Provided entries ▸

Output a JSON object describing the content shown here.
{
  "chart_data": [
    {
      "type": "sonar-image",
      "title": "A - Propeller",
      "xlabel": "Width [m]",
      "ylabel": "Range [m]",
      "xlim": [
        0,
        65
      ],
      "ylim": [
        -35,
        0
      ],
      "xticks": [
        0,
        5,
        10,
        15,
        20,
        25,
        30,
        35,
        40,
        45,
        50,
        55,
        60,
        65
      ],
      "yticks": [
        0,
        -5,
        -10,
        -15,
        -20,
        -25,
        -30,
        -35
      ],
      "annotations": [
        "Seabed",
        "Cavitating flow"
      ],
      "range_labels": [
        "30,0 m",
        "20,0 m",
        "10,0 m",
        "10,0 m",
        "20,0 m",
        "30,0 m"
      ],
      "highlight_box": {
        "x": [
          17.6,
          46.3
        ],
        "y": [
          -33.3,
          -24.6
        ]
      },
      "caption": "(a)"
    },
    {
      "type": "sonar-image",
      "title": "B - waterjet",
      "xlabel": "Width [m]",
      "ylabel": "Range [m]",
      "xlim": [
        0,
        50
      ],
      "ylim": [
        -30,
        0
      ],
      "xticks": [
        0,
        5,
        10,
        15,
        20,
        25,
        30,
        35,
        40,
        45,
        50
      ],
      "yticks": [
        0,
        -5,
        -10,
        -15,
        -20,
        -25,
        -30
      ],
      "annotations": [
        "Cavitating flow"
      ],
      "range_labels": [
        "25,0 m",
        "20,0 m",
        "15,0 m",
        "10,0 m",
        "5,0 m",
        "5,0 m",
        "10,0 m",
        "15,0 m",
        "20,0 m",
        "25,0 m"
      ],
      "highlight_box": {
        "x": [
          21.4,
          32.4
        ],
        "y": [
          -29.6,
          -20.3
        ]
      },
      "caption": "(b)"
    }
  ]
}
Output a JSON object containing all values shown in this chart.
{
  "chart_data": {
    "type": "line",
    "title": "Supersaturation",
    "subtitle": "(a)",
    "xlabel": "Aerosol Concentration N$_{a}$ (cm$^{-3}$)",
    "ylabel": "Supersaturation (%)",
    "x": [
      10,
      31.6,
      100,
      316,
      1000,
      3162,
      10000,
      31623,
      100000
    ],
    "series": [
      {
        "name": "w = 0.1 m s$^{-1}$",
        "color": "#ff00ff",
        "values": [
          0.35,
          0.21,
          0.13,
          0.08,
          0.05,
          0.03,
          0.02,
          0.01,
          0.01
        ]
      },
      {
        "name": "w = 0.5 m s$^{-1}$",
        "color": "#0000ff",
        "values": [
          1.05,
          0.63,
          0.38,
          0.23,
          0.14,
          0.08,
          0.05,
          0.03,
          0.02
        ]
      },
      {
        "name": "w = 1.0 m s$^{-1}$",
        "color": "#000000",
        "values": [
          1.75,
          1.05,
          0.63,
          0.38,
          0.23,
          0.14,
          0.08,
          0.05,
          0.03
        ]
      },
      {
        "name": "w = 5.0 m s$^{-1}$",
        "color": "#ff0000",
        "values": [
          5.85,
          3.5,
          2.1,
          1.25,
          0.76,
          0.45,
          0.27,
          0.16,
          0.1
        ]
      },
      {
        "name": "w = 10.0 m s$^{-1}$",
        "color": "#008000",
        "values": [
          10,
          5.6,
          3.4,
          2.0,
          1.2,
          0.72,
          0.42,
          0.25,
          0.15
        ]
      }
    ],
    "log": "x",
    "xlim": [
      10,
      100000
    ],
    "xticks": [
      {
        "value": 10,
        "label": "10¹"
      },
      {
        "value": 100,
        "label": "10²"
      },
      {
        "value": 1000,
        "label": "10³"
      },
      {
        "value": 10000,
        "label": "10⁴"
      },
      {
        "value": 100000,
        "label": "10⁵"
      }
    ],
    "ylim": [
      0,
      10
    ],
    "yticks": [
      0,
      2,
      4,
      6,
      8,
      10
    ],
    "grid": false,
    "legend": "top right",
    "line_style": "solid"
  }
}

What you have to do ▸ Retype all of the entries precisely as they are.

Response ▸
Output a JSON object describing the content shown here.
{
  "chart_data": [
    {
      "type": "sonar-image",
      "title": "A - Propeller",
      "xlabel": "Width [m]",
      "ylabel": "Range [m]",
      "xlim": [
        0,
        65
      ],
      "ylim": [
        -35,
        0
      ],
      "xticks": [
        0,
        5,
        10,
        15,
        20,
        25,
        30,
        35,
        40,
        45,
        50,
        55,
        60,
        65
      ],
      "yticks": [
        0,
        -5,
        -10,
        -15,
        -20,
        -25,
        -30,
        -35
      ],
      "annotations": [
        "Seabed",
        "Cavitating flow"
      ],
      "range_labels": [
        "30,0 m",
        "20,0 m",
        "10,0 m",
        "10,0 m",
        "20,0 m",
        "30,0 m"
      ],
      "highlight_box": {
        "x": [
          17.6,
          46.3
        ],
        "y": [
          -33.3,
          -24.6
        ]
      },
      "caption": "(a)"
    },
    {
      "type": "sonar-image",
      "title": "B - waterjet",
      "xlabel": "Width [m]",
      "ylabel": "Range [m]",
      "xlim": [
        0,
        50
      ],
      "ylim": [
        -30,
        0
      ],
      "xticks": [
        0,
        5,
        10,
        15,
        20,
        25,
        30,
        35,
        40,
        45,
        50
      ],
      "yticks": [
        0,
        -5,
        -10,
        -15,
        -20,
        -25,
        -30
      ],
      "annotations": [
        "Cavitating flow"
      ],
      "range_labels": [
        "25,0 m",
        "20,0 m",
        "15,0 m",
        "10,0 m",
        "5,0 m",
        "5,0 m",
        "10,0 m",
        "15,0 m",
        "20,0 m",
        "25,0 m"
      ],
      "highlight_box": {
        "x": [
          21.4,
          32.4
        ],
        "y": [
          -29.6,
          -20.3
        ]
      },
      "caption": "(b)"
    }
  ]
}
Output a JSON object containing all values shown in this chart.
{
  "chart_data": {
    "type": "line",
    "title": "Supersaturation",
    "subtitle": "(a)",
    "xlabel": "Aerosol Concentration N$_{a}$ (cm$^{-3}$)",
    "ylabel": "Supersaturation (%)",
    "x": [
      10,
      31.6,
      100,
      316,
      1000,
      3162,
      10000,
      31623,
      100000
    ],
    "series": [
      {
        "name": "w = 0.1 m s$^{-1}$",
        "color": "#ff00ff",
        "values": [
          0.35,
          0.21,
          0.13,
          0.08,
          0.05,
          0.03,
          0.02,
          0.01,
          0.01
        ]
      },
      {
        "name": "w = 0.5 m s$^{-1}$",
        "color": "#0000ff",
        "values": [
          1.05,
          0.63,
          0.38,
          0.23,
          0.14,
          0.08,
          0.05,
          0.03,
          0.02
        ]
      },
      {
        "name": "w = 1.0 m s$^{-1}$",
        "color": "#000000",
        "values": [
          1.75,
          1.05,
          0.63,
          0.38,
          0.23,
          0.14,
          0.08,
          0.05,
          0.03
        ]
      },
      {
        "name": "w = 5.0 m s$^{-1}$",
        "color": "#ff0000",
        "values": [
          5.85,
          3.5,
          2.1,
          1.25,
          0.76,
          0.45,
          0.27,
          0.16,
          0.1
        ]
      },
      {
        "name": "w = 10.0 m s$^{-1}$",
        "color": "#008000",
        "values": [
          10,
          5.6,
          3.4,
          2.0,
          1.2,
          0.72,
          0.42,
          0.25,
          0.15
        ]
      }
    ],
    "log": "x",
    "xlim": [
      10,
      100000
    ],
    "xticks": [
      {
        "value": 10,
        "label": "10¹"
      },
      {
        "value": 100,
        "label": "10²"
      },
      {
        "value": 1000,
        "label": "10³"
      },
      {
        "value": 10000,
        "label": "10⁴"
      },
      {
        "value": 100000,
        "label": "10⁵"
      }
    ],
    "ylim": [
      0,
      10
    ],
    "yticks": [
      0,
      2,
      4,
      6,
      8,
      10
    ],
    "grid": false,
    "legend": "top right",
    "line_style": "solid"
  }
}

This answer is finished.